Challenge - Take every line from the material that has the word "今年以来" in it.

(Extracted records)
==============================
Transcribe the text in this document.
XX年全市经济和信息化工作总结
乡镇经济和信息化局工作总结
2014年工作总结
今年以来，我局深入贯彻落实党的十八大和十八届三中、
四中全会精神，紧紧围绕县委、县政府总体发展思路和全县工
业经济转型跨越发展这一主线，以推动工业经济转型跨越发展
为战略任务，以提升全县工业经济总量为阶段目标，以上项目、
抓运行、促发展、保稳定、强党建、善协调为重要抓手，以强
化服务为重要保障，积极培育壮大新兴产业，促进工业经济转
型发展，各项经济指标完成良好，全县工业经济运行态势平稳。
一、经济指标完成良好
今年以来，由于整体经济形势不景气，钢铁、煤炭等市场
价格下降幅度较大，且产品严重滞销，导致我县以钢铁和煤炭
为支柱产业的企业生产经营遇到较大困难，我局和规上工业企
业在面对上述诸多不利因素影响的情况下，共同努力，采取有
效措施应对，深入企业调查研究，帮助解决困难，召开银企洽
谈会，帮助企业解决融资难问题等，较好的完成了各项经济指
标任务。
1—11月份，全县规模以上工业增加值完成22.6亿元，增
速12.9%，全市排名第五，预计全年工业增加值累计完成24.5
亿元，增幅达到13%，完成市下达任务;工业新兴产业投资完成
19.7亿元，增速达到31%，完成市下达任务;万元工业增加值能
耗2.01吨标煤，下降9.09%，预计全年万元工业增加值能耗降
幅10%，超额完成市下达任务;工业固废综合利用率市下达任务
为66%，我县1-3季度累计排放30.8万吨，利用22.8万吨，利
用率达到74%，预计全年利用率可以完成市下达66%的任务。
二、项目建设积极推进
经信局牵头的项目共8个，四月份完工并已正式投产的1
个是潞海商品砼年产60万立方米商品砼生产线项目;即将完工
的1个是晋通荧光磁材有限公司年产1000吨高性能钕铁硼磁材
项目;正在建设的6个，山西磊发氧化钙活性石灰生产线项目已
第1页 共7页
==============================
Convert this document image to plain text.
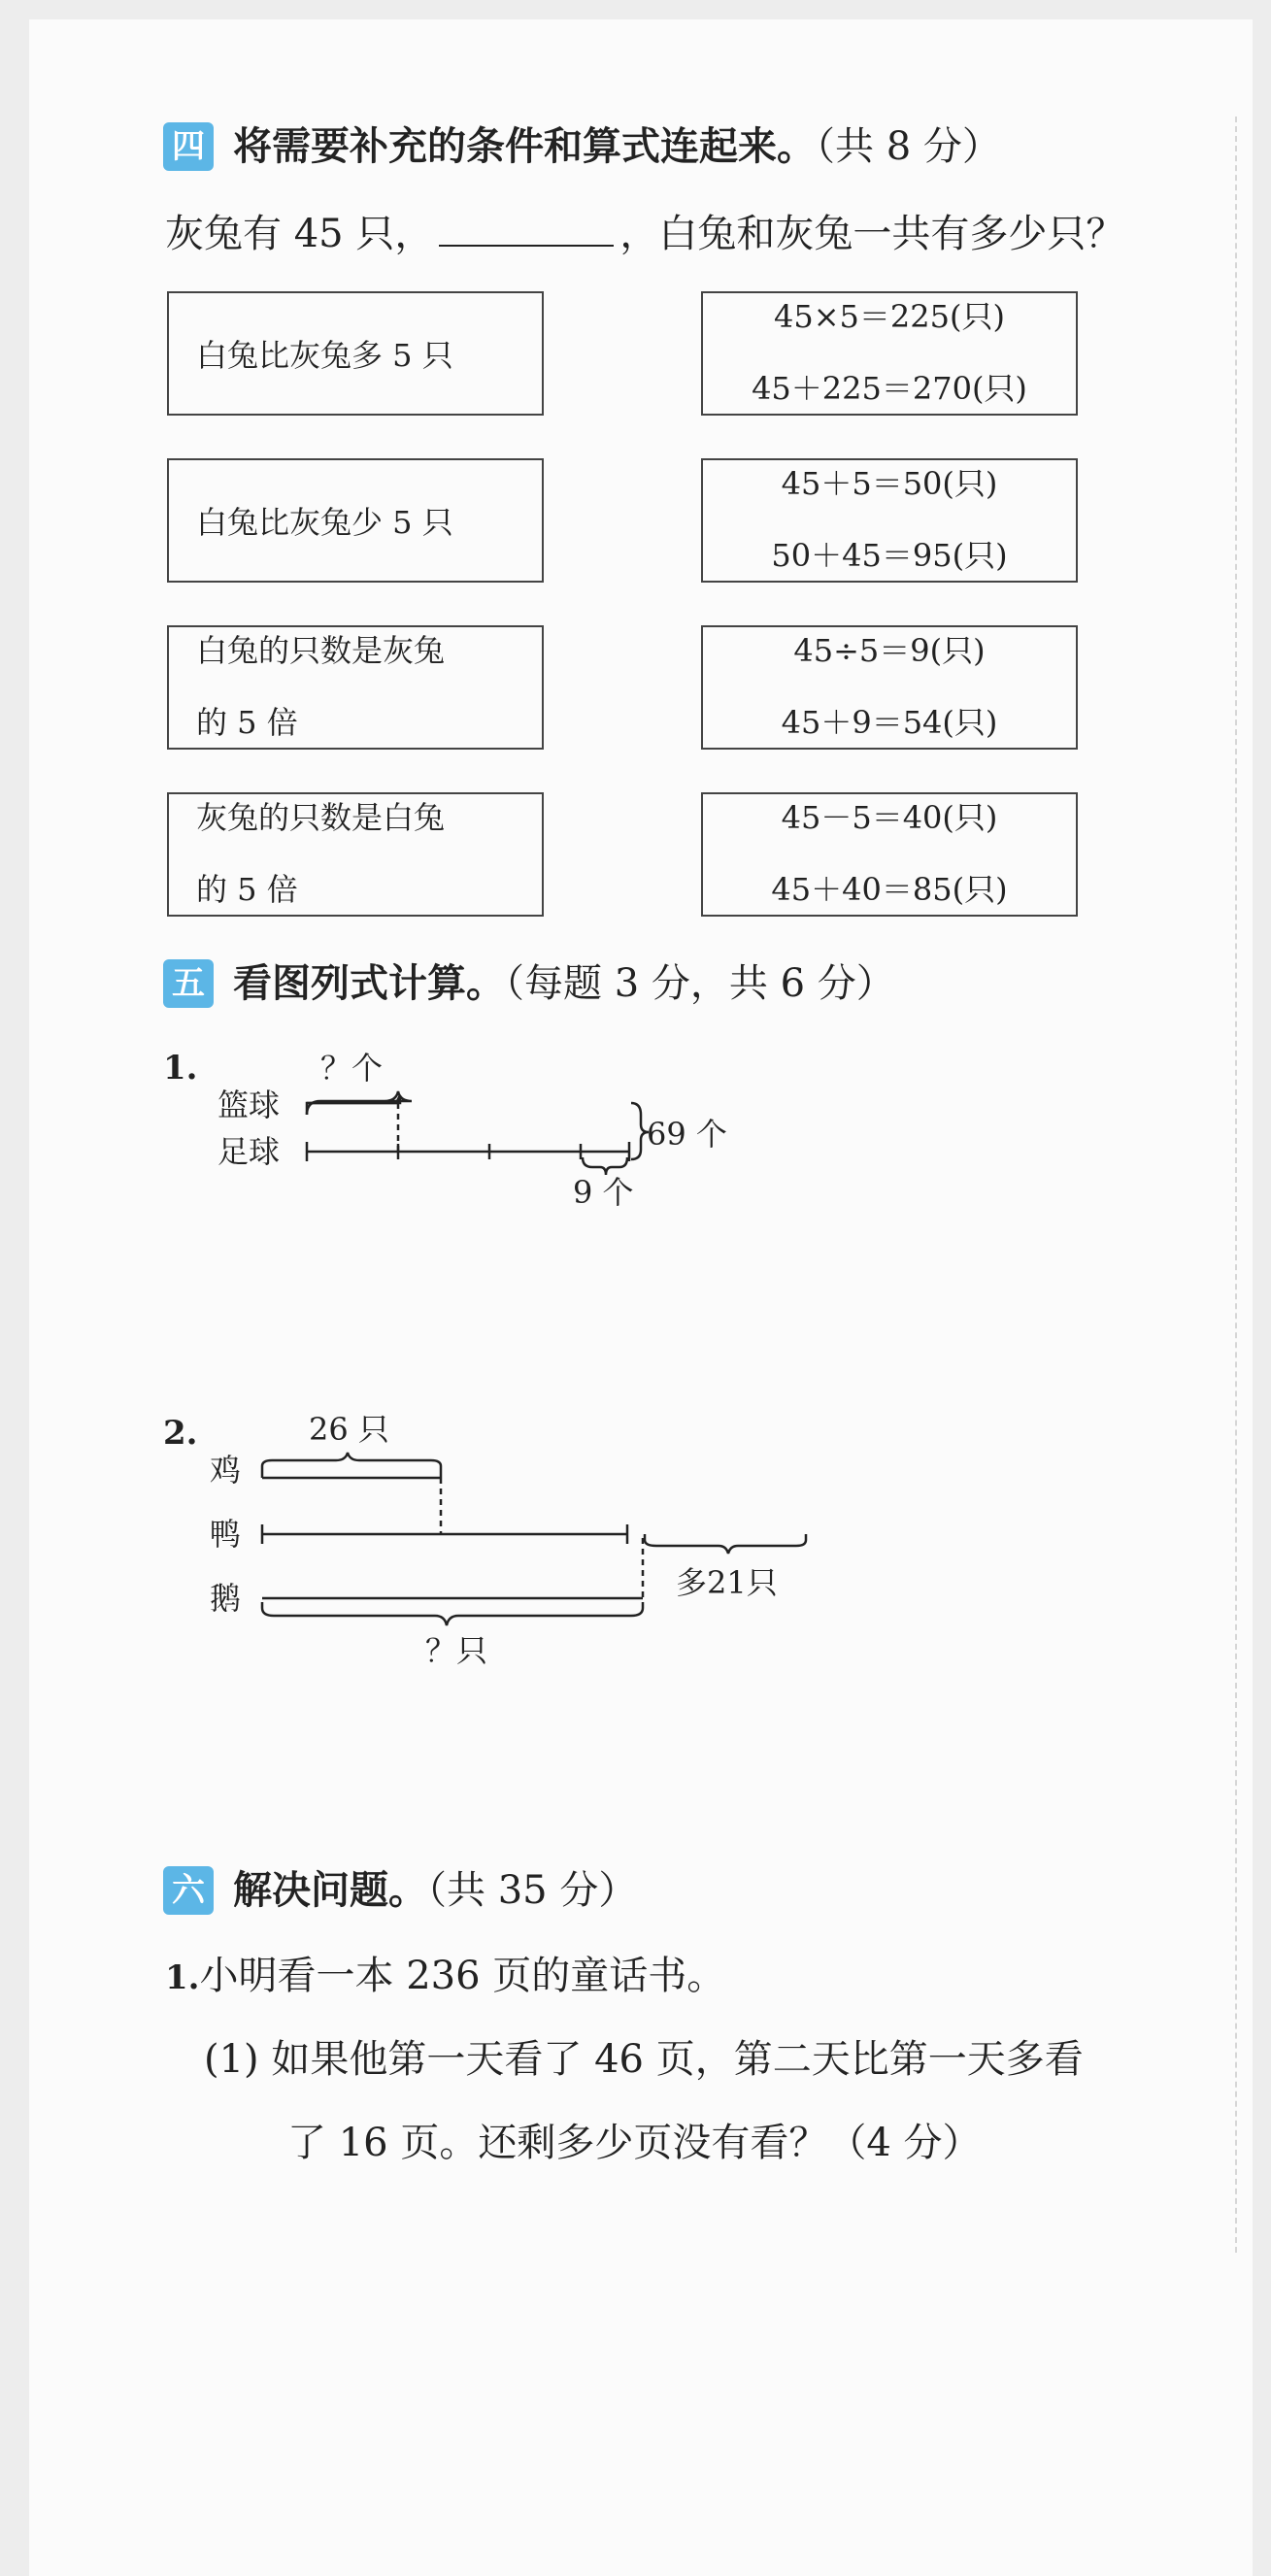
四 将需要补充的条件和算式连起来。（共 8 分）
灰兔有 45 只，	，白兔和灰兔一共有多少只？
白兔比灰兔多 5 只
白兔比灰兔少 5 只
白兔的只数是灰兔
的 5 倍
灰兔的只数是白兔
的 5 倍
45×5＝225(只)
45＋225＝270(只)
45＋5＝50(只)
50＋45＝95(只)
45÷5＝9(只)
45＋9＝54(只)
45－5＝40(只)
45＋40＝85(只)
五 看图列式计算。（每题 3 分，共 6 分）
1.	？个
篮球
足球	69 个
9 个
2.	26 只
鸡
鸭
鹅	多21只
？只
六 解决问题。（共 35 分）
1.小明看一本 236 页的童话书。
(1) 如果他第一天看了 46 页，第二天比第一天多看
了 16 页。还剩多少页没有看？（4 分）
==============================
Correct response -
今年以来，我局深入贯彻落实党的十八大和十八届三中、
今年以来，由于整体经济形势不景气，钢铁、煤炭等市场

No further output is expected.